# Given records start

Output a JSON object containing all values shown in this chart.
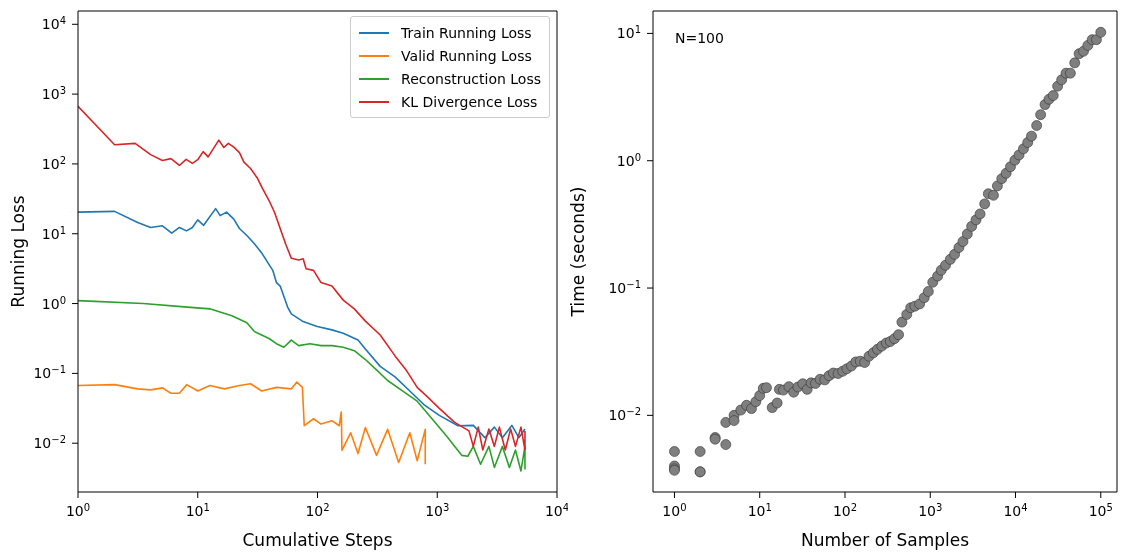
{
  "chart_data": [
    {
      "type": "line",
      "xlabel": "Cumulative Steps",
      "ylabel": "Running Loss",
      "log": "xy",
      "legend": "top right",
      "xlim": [
        1,
        10000
      ],
      "ylim": [
        0.002,
        15500
      ],
      "xticks": [
        {
          "value": 1,
          "label": "10$^{0}$"
        },
        {
          "value": 10,
          "label": "10$^{1}$"
        },
        {
          "value": 100,
          "label": "10$^{2}$"
        },
        {
          "value": 1000,
          "label": "10$^{3}$"
        },
        {
          "value": 10000,
          "label": "10$^{4}$"
        }
      ],
      "yticks": [
        {
          "value": 0.01,
          "label": "10$^{−2}$"
        },
        {
          "value": 0.1,
          "label": "10$^{−1}$"
        },
        {
          "value": 1,
          "label": "10$^{0}$"
        },
        {
          "value": 10,
          "label": "10$^{1}$"
        },
        {
          "value": 100,
          "label": "10$^{2}$"
        },
        {
          "value": 1000,
          "label": "10$^{3}$"
        },
        {
          "value": 10000,
          "label": "10$^{4}$"
        }
      ],
      "series": [
        {
          "name": "Train Running Loss",
          "color": "#1f77b4",
          "x": [
            1,
            2.02,
            3.15,
            4.04,
            5.07,
            6.06,
            7.03,
            8.06,
            9.02,
            10,
            11.2,
            14.1,
            15.4,
            17.4,
            20,
            22.3,
            25.7,
            29.6,
            34.2,
            38,
            42.3,
            45.4,
            48.8,
            56.3,
            60.4,
            74.8,
            99.5,
            132,
            164,
            218,
            251,
            334,
            444,
            590,
            784,
            1040,
            1490,
            2000,
            2500,
            3000,
            3500,
            4200,
            4800,
            5400
          ],
          "values": [
            20.4,
            20.9,
            14.5,
            12.3,
            13,
            10.2,
            12.3,
            11,
            12.3,
            15.8,
            13.2,
            22.9,
            18.2,
            20.4,
            16.2,
            11.9,
            9.44,
            7.24,
            5.31,
            3.98,
            2.99,
            2,
            1.78,
            0.89,
            0.71,
            0.56,
            0.47,
            0.42,
            0.376,
            0.3,
            0.224,
            0.126,
            0.089,
            0.056,
            0.035,
            0.025,
            0.0178,
            0.018,
            0.012,
            0.017,
            0.012,
            0.018,
            0.012,
            0.016
          ]
        },
        {
          "name": "Valid Running Loss",
          "color": "#ff7f0e",
          "x": [
            1,
            2.02,
            3.15,
            4.04,
            5.07,
            5.97,
            7.03,
            8.1,
            10,
            12.6,
            16.7,
            22.3,
            27.6,
            34.2,
            45.4,
            60.4,
            67.2,
            74.8,
            77.5,
            92.6,
            107,
            132,
            152,
            158,
            160,
            189,
            218,
            251,
            311,
            385,
            476,
            590,
            680,
            794,
            794
          ],
          "values": [
            0.067,
            0.069,
            0.06,
            0.058,
            0.062,
            0.052,
            0.052,
            0.069,
            0.056,
            0.067,
            0.06,
            0.067,
            0.071,
            0.056,
            0.063,
            0.06,
            0.075,
            0.063,
            0.0178,
            0.0224,
            0.0188,
            0.021,
            0.0178,
            0.028,
            0.0079,
            0.0141,
            0.0071,
            0.0168,
            0.0067,
            0.0158,
            0.0053,
            0.0141,
            0.0056,
            0.0158,
            0.005
          ]
        },
        {
          "name": "Reconstruction Loss",
          "color": "#2ca02c",
          "x": [
            1,
            3.5,
            8.2,
            12.6,
            19.3,
            25.7,
            29.6,
            34.2,
            39.4,
            45.4,
            52.4,
            60.4,
            69.6,
            86.3,
            107,
            132,
            164,
            203,
            251,
            311,
            385,
            512,
            680,
            904,
            1200,
            1600,
            1800,
            2000,
            2300,
            2700,
            3000,
            3500,
            4000,
            4500,
            5000,
            5400,
            5400
          ],
          "values": [
            1.1,
            1,
            0.89,
            0.84,
            0.67,
            0.53,
            0.4,
            0.355,
            0.316,
            0.266,
            0.237,
            0.3,
            0.25,
            0.266,
            0.25,
            0.25,
            0.237,
            0.211,
            0.158,
            0.112,
            0.079,
            0.056,
            0.04,
            0.0224,
            0.0126,
            0.0067,
            0.0065,
            0.009,
            0.005,
            0.009,
            0.0045,
            0.009,
            0.0045,
            0.008,
            0.004,
            0.009,
            0.0042
          ]
        },
        {
          "name": "KL Divergence Loss",
          "color": "#d62728",
          "x": [
            1,
            2.02,
            3,
            4.04,
            5.07,
            5.97,
            7.03,
            8,
            9.02,
            10,
            11.1,
            12.2,
            15,
            16.5,
            18,
            20,
            22.3,
            24.3,
            27.6,
            31.4,
            34.7,
            39.4,
            43.9,
            48.8,
            54.3,
            60.4,
            69.6,
            75.9,
            80.3,
            92.6,
            107,
            132,
            164,
            203,
            251,
            334,
            444,
            549,
            680,
            841,
            1040,
            1390,
            1840,
            2000,
            2200,
            2400,
            2700,
            3000,
            3300,
            3700,
            4100,
            4500,
            5000,
            5400,
            5400
          ],
          "values": [
            668,
            188,
            197,
            136,
            112,
            119,
            95,
            116,
            102,
            115,
            150,
            126,
            219,
            172,
            197,
            174,
            145,
            106,
            86,
            63,
            44.7,
            29.9,
            20,
            11.9,
            7.08,
            4.47,
            4.22,
            4.37,
            3.16,
            2.99,
            2,
            1.78,
            1.12,
            0.84,
            0.56,
            0.355,
            0.178,
            0.112,
            0.063,
            0.045,
            0.0316,
            0.02,
            0.015,
            0.009,
            0.017,
            0.008,
            0.016,
            0.009,
            0.017,
            0.008,
            0.016,
            0.009,
            0.017,
            0.008,
            0.015
          ]
        }
      ]
    },
    {
      "type": "scatter",
      "xlabel": "Number of Samples",
      "ylabel": "Time (seconds)",
      "log": "xy",
      "marker": "circle",
      "annotations": [
        "N=100"
      ],
      "xlim": [
        0.56,
        155000
      ],
      "ylim": [
        0.0025,
        15
      ],
      "xticks": [
        {
          "value": 1,
          "label": "10$^{0}$"
        },
        {
          "value": 10,
          "label": "10$^{1}$"
        },
        {
          "value": 100,
          "label": "10$^{2}$"
        },
        {
          "value": 1000,
          "label": "10$^{3}$"
        },
        {
          "value": 10000,
          "label": "10$^{4}$"
        },
        {
          "value": 100000,
          "label": "10$^{5}$"
        }
      ],
      "yticks": [
        {
          "value": 0.01,
          "label": "10$^{−2}$"
        },
        {
          "value": 0.1,
          "label": "10$^{−1}$"
        },
        {
          "value": 1,
          "label": "10$^{0}$"
        },
        {
          "value": 10,
          "label": "10$^{1}$"
        }
      ],
      "series": [
        {
          "color": "#7f7f7f",
          "x": [
            1,
            1,
            1,
            1,
            2,
            2,
            2,
            3,
            3,
            4,
            4,
            5,
            5,
            6,
            7,
            8,
            9,
            10,
            11,
            12,
            14,
            16,
            17,
            19,
            22,
            25,
            28,
            32,
            36,
            40,
            45,
            51,
            58,
            65,
            73,
            83,
            94,
            105,
            119,
            134,
            151,
            170,
            191,
            215,
            240,
            270,
            305,
            340,
            380,
            425,
            465,
            530,
            590,
            660,
            750,
            850,
            950,
            1070,
            1220,
            1345,
            1510,
            1720,
            1930,
            2170,
            2420,
            2720,
            3060,
            3440,
            3840,
            4350,
            4800,
            5510,
            6130,
            6900,
            7760,
            8730,
            9830,
            11000,
            12400,
            13900,
            15400,
            17700,
            19700,
            22200,
            24700,
            27700,
            31200,
            34800,
            39100,
            44000,
            49500,
            55700,
            62700,
            70500,
            79300,
            89000,
            100000
          ],
          "values": [
            0.0052,
            0.004,
            0.0038,
            0.0037,
            0.0052,
            0.0036,
            0.0036,
            0.0067,
            0.0065,
            0.0088,
            0.0059,
            0.01,
            0.0091,
            0.011,
            0.012,
            0.0113,
            0.0128,
            0.0143,
            0.0163,
            0.0165,
            0.0115,
            0.0125,
            0.016,
            0.0158,
            0.0168,
            0.0152,
            0.0167,
            0.0177,
            0.016,
            0.018,
            0.0178,
            0.0192,
            0.019,
            0.0205,
            0.0215,
            0.0213,
            0.0222,
            0.0232,
            0.0244,
            0.0263,
            0.0266,
            0.026,
            0.0291,
            0.031,
            0.033,
            0.035,
            0.037,
            0.038,
            0.04,
            0.043,
            0.054,
            0.062,
            0.07,
            0.072,
            0.075,
            0.084,
            0.094,
            0.111,
            0.124,
            0.138,
            0.151,
            0.168,
            0.184,
            0.208,
            0.232,
            0.266,
            0.305,
            0.343,
            0.382,
            0.458,
            0.55,
            0.535,
            0.634,
            0.723,
            0.797,
            0.897,
            1.01,
            1.11,
            1.24,
            1.39,
            1.56,
            1.89,
            2.3,
            2.76,
            3.04,
            3.25,
            3.85,
            4.32,
            4.87,
            4.87,
            5.87,
            6.92,
            7.24,
            8.04,
            8.93,
            8.93,
            10.2
          ]
        }
      ]
    }
  ]
}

# Given records end

Goal of the exercise> Track down every line of the material containing the string "Loss", and copy it.

Response for this exercise>
      "ylabel": "Running Loss",
          "name": "Train Running Loss",
          "name": "Valid Running Loss",
          "name": "Reconstruction Loss",
          "name": "KL Divergence Loss",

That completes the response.